Short exercise =>
Go through the data below. List every line that holds the word "this".

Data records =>
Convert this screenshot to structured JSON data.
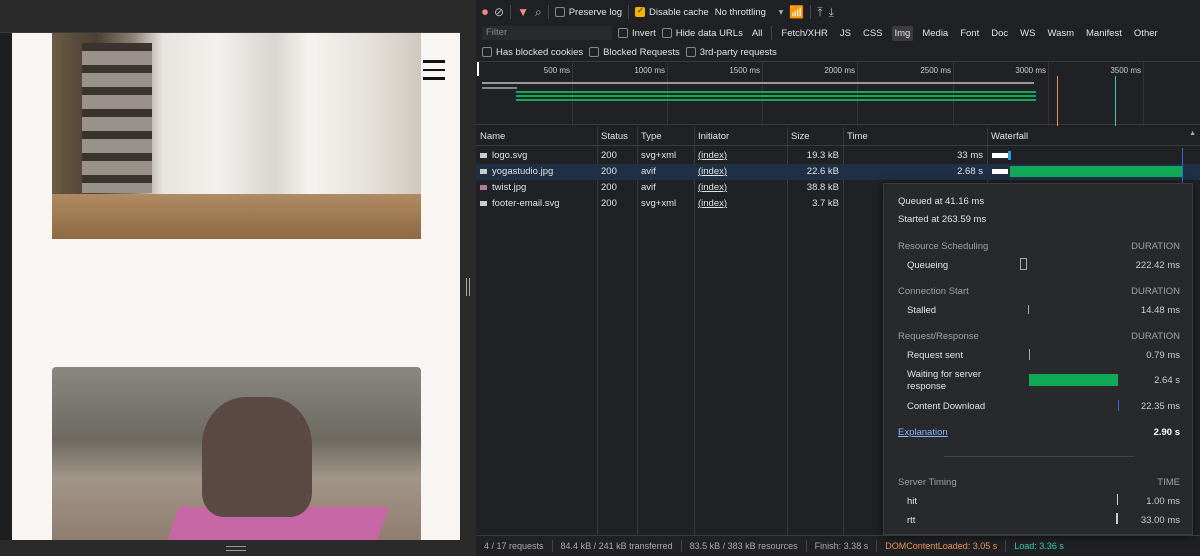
{
  "toolbar": {
    "preserve_log": "Preserve log",
    "disable_cache": "Disable cache",
    "throttling": "No throttling"
  },
  "filter": {
    "placeholder": "Filter",
    "invert": "Invert",
    "hide_data_urls": "Hide data URLs",
    "types": [
      "All",
      "Fetch/XHR",
      "JS",
      "CSS",
      "Img",
      "Media",
      "Font",
      "Doc",
      "WS",
      "Wasm",
      "Manifest",
      "Other"
    ],
    "active_type": "Img",
    "has_blocked_cookies": "Has blocked cookies",
    "blocked_requests": "Blocked Requests",
    "third_party": "3rd-party requests"
  },
  "overview": {
    "ticks": [
      "500 ms",
      "1000 ms",
      "1500 ms",
      "2000 ms",
      "2500 ms",
      "3000 ms",
      "3500 ms"
    ]
  },
  "table": {
    "headers": [
      "Name",
      "Status",
      "Type",
      "Initiator",
      "Size",
      "Time",
      "Waterfall"
    ],
    "rows": [
      {
        "name": "logo.svg",
        "status": "200",
        "type": "svg+xml",
        "initiator": "(index)",
        "size": "19.3 kB",
        "time": "33 ms"
      },
      {
        "name": "yogastudio.jpg",
        "status": "200",
        "type": "avif",
        "initiator": "(index)",
        "size": "22.6 kB",
        "time": "2.68 s"
      },
      {
        "name": "twist.jpg",
        "status": "200",
        "type": "avif",
        "initiator": "(index)",
        "size": "38.8 kB",
        "time": ""
      },
      {
        "name": "footer-email.svg",
        "status": "200",
        "type": "svg+xml",
        "initiator": "(index)",
        "size": "3.7 kB",
        "time": ""
      }
    ]
  },
  "tooltip": {
    "queued": "Queued at 41.16 ms",
    "started": "Started at 263.59 ms",
    "duration": "DURATION",
    "scheduling": "Resource Scheduling",
    "queueing": "Queueing",
    "queueing_v": "222.42 ms",
    "conn": "Connection Start",
    "stalled": "Stalled",
    "stalled_v": "14.48 ms",
    "reqres": "Request/Response",
    "sent": "Request sent",
    "sent_v": "0.79 ms",
    "waiting": "Waiting for server response",
    "waiting_v": "2.64 s",
    "download": "Content Download",
    "download_v": "22.35 ms",
    "explanation": "Explanation",
    "total": "2.90 s",
    "server_timing": "Server Timing",
    "time": "TIME",
    "hit": "hit",
    "hit_v": "1.00 ms",
    "rtt": "rtt",
    "rtt_v": "33.00 ms"
  },
  "status": {
    "requests": "4 / 17 requests",
    "transferred": "84.4 kB / 241 kB transferred",
    "resources": "83.5 kB / 383 kB resources",
    "finish": "Finish: 3.38 s",
    "dcl": "DOMContentLoaded: 3.05 s",
    "load": "Load: 3.36 s"
  },
  "colors": {
    "dcl": "#e8915a",
    "load": "#3cc9a8",
    "bar": "#0fa958",
    "accent": "#8ab4f8"
  }
}
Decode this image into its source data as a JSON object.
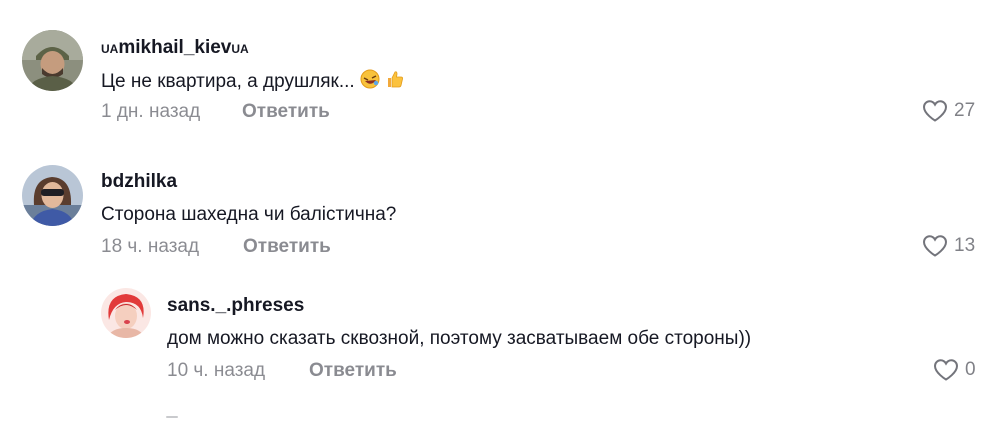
{
  "comments": [
    {
      "flag_prefix": "UA",
      "username": "mikhail_kiev",
      "flag_suffix": "UA",
      "text": "Це не квартира, а друшляк...",
      "time": "1 дн. назад",
      "reply_label": "Ответить",
      "likes": "27"
    },
    {
      "username": "bdzhilka",
      "text": "Сторона шахедна чи балістична?",
      "time": "18 ч. назад",
      "reply_label": "Ответить",
      "likes": "13"
    }
  ],
  "reply": {
    "username": "sans._.phreses",
    "text": "дом можно сказать сквозной, поэтому засватываем обе стороны))",
    "time": "10 ч. назад",
    "reply_label": "Ответить",
    "likes": "0"
  },
  "colors": {
    "primary_text": "#161823",
    "secondary_text": "#8a8b91"
  },
  "icons": {
    "like": "heart-outline-icon",
    "emoji_1": "rolling-on-floor-laughing-emoji",
    "emoji_2": "thumbs-up-emoji"
  }
}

Solution =>
Convert this screenshot to structured JSON data.
Decode this image into its source data as a JSON object.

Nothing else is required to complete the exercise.